## WHAT IS NEEDED
Transcribe the records below exactly.

• • • • • • •

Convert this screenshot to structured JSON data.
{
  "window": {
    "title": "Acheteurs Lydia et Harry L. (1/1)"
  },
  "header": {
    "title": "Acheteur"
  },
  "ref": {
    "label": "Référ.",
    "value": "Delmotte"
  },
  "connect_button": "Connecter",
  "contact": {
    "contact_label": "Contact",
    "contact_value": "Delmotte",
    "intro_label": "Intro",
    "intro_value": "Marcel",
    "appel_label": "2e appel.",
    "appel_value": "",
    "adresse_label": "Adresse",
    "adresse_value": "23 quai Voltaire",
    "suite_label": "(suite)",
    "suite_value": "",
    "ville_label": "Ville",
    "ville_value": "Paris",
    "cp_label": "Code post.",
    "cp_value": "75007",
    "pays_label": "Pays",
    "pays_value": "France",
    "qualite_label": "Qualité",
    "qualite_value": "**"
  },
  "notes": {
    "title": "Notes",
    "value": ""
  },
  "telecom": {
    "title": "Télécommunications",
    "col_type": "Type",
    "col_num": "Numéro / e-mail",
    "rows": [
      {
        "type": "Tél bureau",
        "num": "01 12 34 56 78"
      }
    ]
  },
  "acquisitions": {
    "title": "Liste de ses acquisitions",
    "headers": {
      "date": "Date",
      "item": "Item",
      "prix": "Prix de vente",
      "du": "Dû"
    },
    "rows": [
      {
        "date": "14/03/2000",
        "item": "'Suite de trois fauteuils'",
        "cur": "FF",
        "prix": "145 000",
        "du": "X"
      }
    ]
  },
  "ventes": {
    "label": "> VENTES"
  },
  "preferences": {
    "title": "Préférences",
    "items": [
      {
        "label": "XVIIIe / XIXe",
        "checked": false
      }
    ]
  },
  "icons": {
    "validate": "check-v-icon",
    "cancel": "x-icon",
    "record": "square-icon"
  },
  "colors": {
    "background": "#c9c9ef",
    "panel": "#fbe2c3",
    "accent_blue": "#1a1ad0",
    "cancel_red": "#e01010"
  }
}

• • • • • • •

## THE RESPONSE
Convert this screenshot to structured JSON data.
{
  "window": {
    "title": "Acheteurs Lydia et Harry L. (1/1)"
  },
  "header": {
    "title": "Acheteur"
  },
  "ref": {
    "label": "Référ.",
    "value": "Delmotte"
  },
  "connect_button": "Connecter",
  "contact": {
    "contact_label": "Contact",
    "contact_value": "Delmotte",
    "intro_label": "Intro",
    "intro_value": "Marcel",
    "appel_label": "2e appel.",
    "appel_value": "",
    "adresse_label": "Adresse",
    "adresse_value": "23 quai Voltaire",
    "suite_label": "(suite)",
    "suite_value": "",
    "ville_label": "Ville",
    "ville_value": "Paris",
    "cp_label": "Code post.",
    "cp_value": "75007",
    "pays_label": "Pays",
    "pays_value": "France",
    "qualite_label": "Qualité",
    "qualite_value": "**"
  },
  "notes": {
    "title": "Notes",
    "value": ""
  },
  "telecom": {
    "title": "Télécommunications",
    "col_type": "Type",
    "col_num": "Numéro / e-mail",
    "rows": [
      {
        "type": "Tél bureau",
        "num": "01 12 34 56 78"
      }
    ]
  },
  "acquisitions": {
    "title": "Liste de ses acquisitions",
    "headers": {
      "date": "Date",
      "item": "Item",
      "prix": "Prix de vente",
      "du": "Dû"
    },
    "rows": [
      {
        "date": "14/03/2000",
        "item": "'Suite de trois fauteuils'",
        "cur": "FF",
        "prix": "145 000",
        "du": "X"
      }
    ]
  },
  "ventes": {
    "label": "> VENTES"
  },
  "preferences": {
    "title": "Préférences",
    "items": [
      {
        "label": "XVIIIe / XIXe",
        "checked": false
      }
    ]
  },
  "icons": {
    "validate": "check-v-icon",
    "cancel": "x-icon",
    "record": "square-icon"
  },
  "colors": {
    "background": "#c9c9ef",
    "panel": "#fbe2c3",
    "accent_blue": "#1a1ad0",
    "cancel_red": "#e01010"
  }
}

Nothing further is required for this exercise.